--- START Supplied records ---

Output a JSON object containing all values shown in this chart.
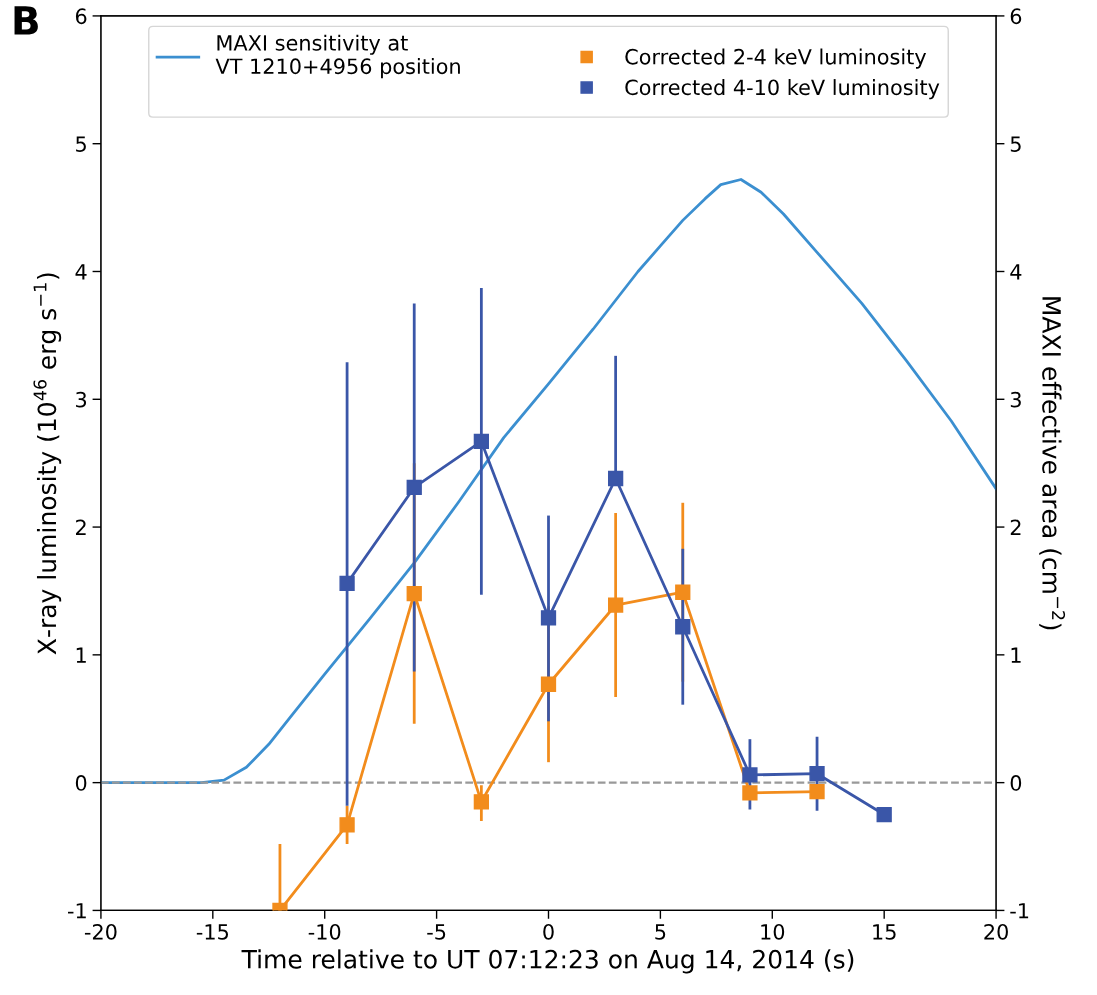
{
  "chart_data": {
    "type": "line",
    "xlabel": "Time relative to UT 07:12:23 on Aug 14, 2014 (s)",
    "ylabel": "X-ray luminosity (10$^{46}$ erg s$^{−1}$)",
    "y2label": "MAXI effective area (cm$^{−2}$)",
    "annotations": [
      "B"
    ],
    "xlim": [
      -20,
      20
    ],
    "xticks": [
      -20,
      -15,
      -10,
      -5,
      0,
      5,
      10,
      15,
      20
    ],
    "ylim": [
      -1,
      6
    ],
    "yticks": [
      -1,
      0,
      1,
      2,
      3,
      4,
      5,
      6
    ],
    "y2lim": [
      -1,
      6
    ],
    "y2ticks": [
      -1,
      0,
      1,
      2,
      3,
      4,
      5,
      6
    ],
    "grid": false,
    "legend": "top",
    "marker": "square",
    "line_style": "solid",
    "ref_lines": [
      {
        "axis": "y",
        "value": 0,
        "color": "#999999",
        "line_style": "dashed"
      }
    ],
    "series": [
      {
        "name": "MAXI sensitivity at\nVT 1210+4956 position",
        "axis": "y2",
        "color": "#3b8fd0",
        "marker": "none",
        "x": [
          -20,
          -15.5,
          -14.5,
          -13.5,
          -12.5,
          -11.5,
          -10,
          -8,
          -6,
          -4,
          -2,
          0,
          2,
          4,
          5,
          6,
          7,
          7.7,
          8.6,
          9.5,
          10.5,
          12,
          14,
          16,
          18,
          20
        ],
        "values": [
          0,
          0,
          0.02,
          0.12,
          0.3,
          0.52,
          0.85,
          1.28,
          1.72,
          2.2,
          2.7,
          3.12,
          3.55,
          4.0,
          4.2,
          4.4,
          4.57,
          4.68,
          4.72,
          4.62,
          4.45,
          4.15,
          3.75,
          3.3,
          2.83,
          2.3
        ]
      },
      {
        "name": "Corrected 2-4 keV luminosity",
        "color": "#f28c1c",
        "x": [
          -12,
          -9,
          -6,
          -3,
          0,
          3,
          6,
          9,
          12
        ],
        "values": [
          -1,
          -0.33,
          1.48,
          -0.15,
          0.77,
          1.39,
          1.49,
          -0.08,
          -0.07
        ],
        "errors": [
          [
            -1,
            -0.48
          ],
          [
            -0.48,
            -0.18
          ],
          [
            0.46,
            2.5
          ],
          [
            -0.3,
            -0.02
          ],
          [
            0.16,
            1.38
          ],
          [
            0.67,
            2.11
          ],
          [
            0.79,
            2.19
          ],
          null,
          null
        ]
      },
      {
        "name": "Corrected 4-10 keV luminosity",
        "color": "#3a56a8",
        "x": [
          -9,
          -6,
          -3,
          0,
          3,
          6,
          9,
          12,
          15
        ],
        "values": [
          1.56,
          2.31,
          2.67,
          1.29,
          2.38,
          1.22,
          0.06,
          0.07,
          -0.25
        ],
        "errors": [
          [
            -0.18,
            3.29
          ],
          [
            0.87,
            3.75
          ],
          [
            1.47,
            3.87
          ],
          [
            0.48,
            2.09
          ],
          [
            2.38,
            3.34
          ],
          [
            0.61,
            1.83
          ],
          [
            -0.21,
            0.34
          ],
          [
            -0.22,
            0.36
          ],
          null
        ]
      }
    ]
  }
}
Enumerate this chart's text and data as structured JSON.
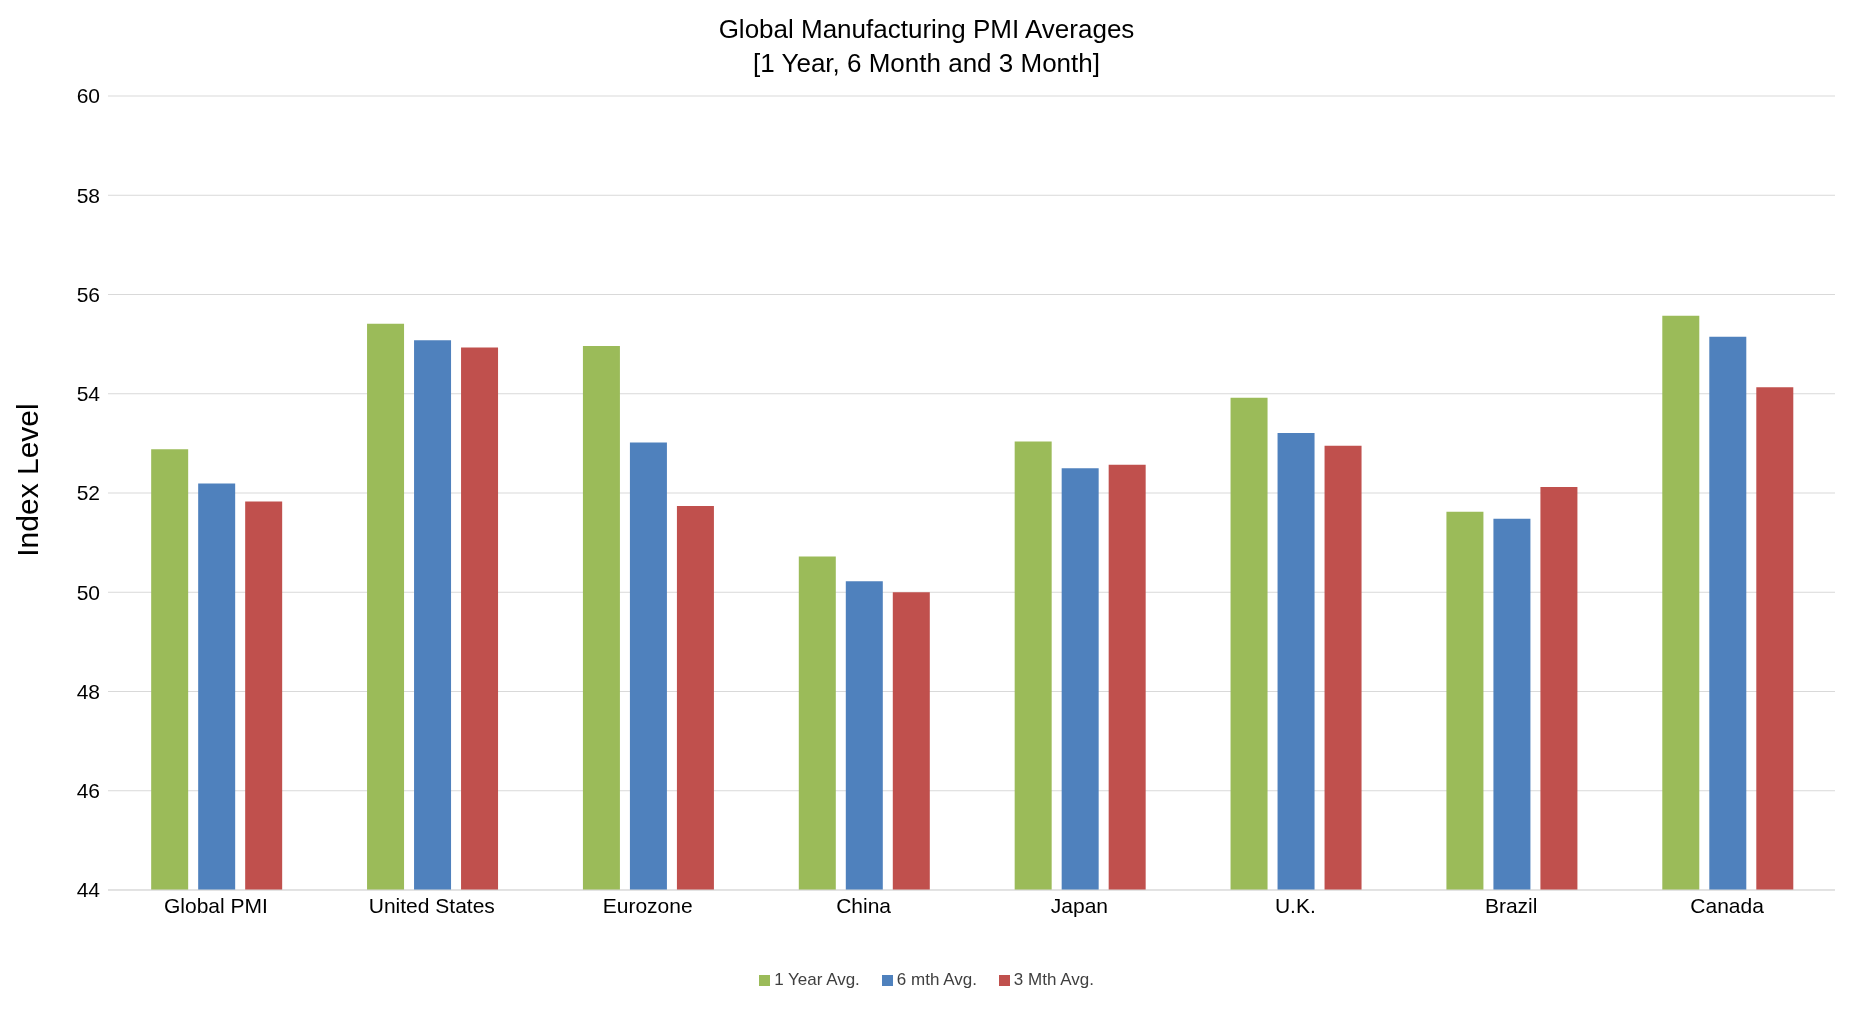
{
  "chart_data": {
    "type": "bar",
    "title": "Global Manufacturing PMI Averages",
    "subtitle": "[1 Year, 6 Month and 3 Month]",
    "ylabel": "Index Level",
    "categories": [
      "Global PMI",
      "United States",
      "Eurozone",
      "China",
      "Japan",
      "U.K.",
      "Brazil",
      "Canada"
    ],
    "series": [
      {
        "name": "1 Year Avg.",
        "color": "#9bbb59",
        "values": [
          52.88,
          55.41,
          54.96,
          50.72,
          53.04,
          53.92,
          51.62,
          55.57
        ]
      },
      {
        "name": "6 mth Avg.",
        "color": "#4f81bd",
        "values": [
          52.19,
          55.08,
          53.02,
          50.22,
          52.5,
          53.21,
          51.48,
          55.15
        ]
      },
      {
        "name": "3 Mth Avg.",
        "color": "#c0504d",
        "values": [
          51.83,
          54.93,
          51.74,
          50.0,
          52.57,
          52.95,
          52.12,
          54.13
        ]
      }
    ],
    "ylim": [
      44,
      60
    ],
    "yticks": [
      44,
      46,
      48,
      50,
      52,
      54,
      56,
      58,
      60
    ],
    "grid": "y",
    "legend": "bottom"
  }
}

--- END Supplied records ---

▸ **Work to do**: Reproduce the material above in full and without alteration, but skip all pictures.

▸ **Answer to this exercise**:
Output a JSON object containing all values shown in this chart.
{
  "chart_data": {
    "type": "line",
    "xlabel": "Time relative to UT 07:12:23 on Aug 14, 2014 (s)",
    "ylabel": "X-ray luminosity (10$^{46}$ erg s$^{−1}$)",
    "y2label": "MAXI effective area (cm$^{−2}$)",
    "annotations": [
      "B"
    ],
    "xlim": [
      -20,
      20
    ],
    "xticks": [
      -20,
      -15,
      -10,
      -5,
      0,
      5,
      10,
      15,
      20
    ],
    "ylim": [
      -1,
      6
    ],
    "yticks": [
      -1,
      0,
      1,
      2,
      3,
      4,
      5,
      6
    ],
    "y2lim": [
      -1,
      6
    ],
    "y2ticks": [
      -1,
      0,
      1,
      2,
      3,
      4,
      5,
      6
    ],
    "grid": false,
    "legend": "top",
    "marker": "square",
    "line_style": "solid",
    "ref_lines": [
      {
        "axis": "y",
        "value": 0,
        "color": "#999999",
        "line_style": "dashed"
      }
    ],
    "series": [
      {
        "name": "MAXI sensitivity at\nVT 1210+4956 position",
        "axis": "y2",
        "color": "#3b8fd0",
        "marker": "none",
        "x": [
          -20,
          -15.5,
          -14.5,
          -13.5,
          -12.5,
          -11.5,
          -10,
          -8,
          -6,
          -4,
          -2,
          0,
          2,
          4,
          5,
          6,
          7,
          7.7,
          8.6,
          9.5,
          10.5,
          12,
          14,
          16,
          18,
          20
        ],
        "values": [
          0,
          0,
          0.02,
          0.12,
          0.3,
          0.52,
          0.85,
          1.28,
          1.72,
          2.2,
          2.7,
          3.12,
          3.55,
          4.0,
          4.2,
          4.4,
          4.57,
          4.68,
          4.72,
          4.62,
          4.45,
          4.15,
          3.75,
          3.3,
          2.83,
          2.3
        ]
      },
      {
        "name": "Corrected 2-4 keV luminosity",
        "color": "#f28c1c",
        "x": [
          -12,
          -9,
          -6,
          -3,
          0,
          3,
          6,
          9,
          12
        ],
        "values": [
          -1,
          -0.33,
          1.48,
          -0.15,
          0.77,
          1.39,
          1.49,
          -0.08,
          -0.07
        ],
        "errors": [
          [
            -1,
            -0.48
          ],
          [
            -0.48,
            -0.18
          ],
          [
            0.46,
            2.5
          ],
          [
            -0.3,
            -0.02
          ],
          [
            0.16,
            1.38
          ],
          [
            0.67,
            2.11
          ],
          [
            0.79,
            2.19
          ],
          null,
          null
        ]
      },
      {
        "name": "Corrected 4-10 keV luminosity",
        "color": "#3a56a8",
        "x": [
          -9,
          -6,
          -3,
          0,
          3,
          6,
          9,
          12,
          15
        ],
        "values": [
          1.56,
          2.31,
          2.67,
          1.29,
          2.38,
          1.22,
          0.06,
          0.07,
          -0.25
        ],
        "errors": [
          [
            -0.18,
            3.29
          ],
          [
            0.87,
            3.75
          ],
          [
            1.47,
            3.87
          ],
          [
            0.48,
            2.09
          ],
          [
            2.38,
            3.34
          ],
          [
            0.61,
            1.83
          ],
          [
            -0.21,
            0.34
          ],
          [
            -0.22,
            0.36
          ],
          null
        ]
      }
    ]
  }
}
Enumerate this chart's text and data as structured JSON.
{
  "chart_data": {
    "type": "bar",
    "title": "Global Manufacturing PMI Averages",
    "subtitle": "[1 Year, 6 Month and 3 Month]",
    "ylabel": "Index Level",
    "categories": [
      "Global PMI",
      "United States",
      "Eurozone",
      "China",
      "Japan",
      "U.K.",
      "Brazil",
      "Canada"
    ],
    "series": [
      {
        "name": "1 Year Avg.",
        "color": "#9bbb59",
        "values": [
          52.88,
          55.41,
          54.96,
          50.72,
          53.04,
          53.92,
          51.62,
          55.57
        ]
      },
      {
        "name": "6 mth Avg.",
        "color": "#4f81bd",
        "values": [
          52.19,
          55.08,
          53.02,
          50.22,
          52.5,
          53.21,
          51.48,
          55.15
        ]
      },
      {
        "name": "3 Mth Avg.",
        "color": "#c0504d",
        "values": [
          51.83,
          54.93,
          51.74,
          50.0,
          52.57,
          52.95,
          52.12,
          54.13
        ]
      }
    ],
    "ylim": [
      44,
      60
    ],
    "yticks": [
      44,
      46,
      48,
      50,
      52,
      54,
      56,
      58,
      60
    ],
    "grid": "y",
    "legend": "bottom"
  }
}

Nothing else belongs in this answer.